## Task to carry out
Identify all lines below that hold "software" and collect them.

Dataset records:
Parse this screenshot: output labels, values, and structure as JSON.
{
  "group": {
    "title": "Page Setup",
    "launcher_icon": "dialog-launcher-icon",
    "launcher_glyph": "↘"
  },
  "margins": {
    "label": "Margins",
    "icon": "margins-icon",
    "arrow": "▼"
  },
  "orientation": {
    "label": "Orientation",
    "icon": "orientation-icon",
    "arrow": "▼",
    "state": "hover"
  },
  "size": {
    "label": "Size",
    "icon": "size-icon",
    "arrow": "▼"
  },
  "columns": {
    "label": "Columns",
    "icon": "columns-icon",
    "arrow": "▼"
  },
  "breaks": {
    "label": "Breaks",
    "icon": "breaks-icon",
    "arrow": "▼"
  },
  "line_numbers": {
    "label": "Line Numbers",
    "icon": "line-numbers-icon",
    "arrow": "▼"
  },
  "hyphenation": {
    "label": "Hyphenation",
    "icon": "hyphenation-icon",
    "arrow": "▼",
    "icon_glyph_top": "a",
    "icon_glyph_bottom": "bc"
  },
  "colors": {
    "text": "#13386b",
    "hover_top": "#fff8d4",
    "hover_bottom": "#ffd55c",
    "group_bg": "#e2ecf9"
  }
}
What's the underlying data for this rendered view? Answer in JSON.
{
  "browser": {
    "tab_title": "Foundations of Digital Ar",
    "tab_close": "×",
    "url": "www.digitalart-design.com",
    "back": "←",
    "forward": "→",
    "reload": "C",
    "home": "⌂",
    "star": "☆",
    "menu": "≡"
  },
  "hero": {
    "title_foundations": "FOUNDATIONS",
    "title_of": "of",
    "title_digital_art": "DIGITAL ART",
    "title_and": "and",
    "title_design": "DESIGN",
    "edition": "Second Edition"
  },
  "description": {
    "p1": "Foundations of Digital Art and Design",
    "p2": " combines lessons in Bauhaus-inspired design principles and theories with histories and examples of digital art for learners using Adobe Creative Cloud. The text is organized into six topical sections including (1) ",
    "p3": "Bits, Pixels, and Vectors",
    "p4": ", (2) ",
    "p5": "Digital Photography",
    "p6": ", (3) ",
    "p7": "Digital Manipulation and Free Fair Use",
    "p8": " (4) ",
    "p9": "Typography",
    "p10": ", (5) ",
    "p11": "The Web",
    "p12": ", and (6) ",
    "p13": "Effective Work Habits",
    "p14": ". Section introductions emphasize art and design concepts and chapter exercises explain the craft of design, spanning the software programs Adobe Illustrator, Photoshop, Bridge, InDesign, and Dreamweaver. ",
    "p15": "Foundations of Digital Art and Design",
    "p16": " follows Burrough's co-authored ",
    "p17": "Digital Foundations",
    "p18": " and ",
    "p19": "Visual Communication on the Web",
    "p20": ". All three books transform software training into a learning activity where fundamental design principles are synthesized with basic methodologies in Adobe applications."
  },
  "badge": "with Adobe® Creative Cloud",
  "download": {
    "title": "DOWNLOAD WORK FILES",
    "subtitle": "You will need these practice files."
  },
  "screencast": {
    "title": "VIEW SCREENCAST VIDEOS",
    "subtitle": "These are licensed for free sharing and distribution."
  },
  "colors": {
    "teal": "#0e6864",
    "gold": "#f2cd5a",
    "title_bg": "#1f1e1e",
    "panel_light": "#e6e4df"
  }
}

## Exercise result
    "p14": ". Section introductions emphasize art and design concepts and chapter exercises explain the craft of design, spanning the software programs Adobe Illustrator, Photoshop, Bridge, InDesign, and Dreamweaver. ",
    "p20": ". All three books transform software training into a learning activity where fundamental design principles are synthesized with basic methodologies in Adobe applications."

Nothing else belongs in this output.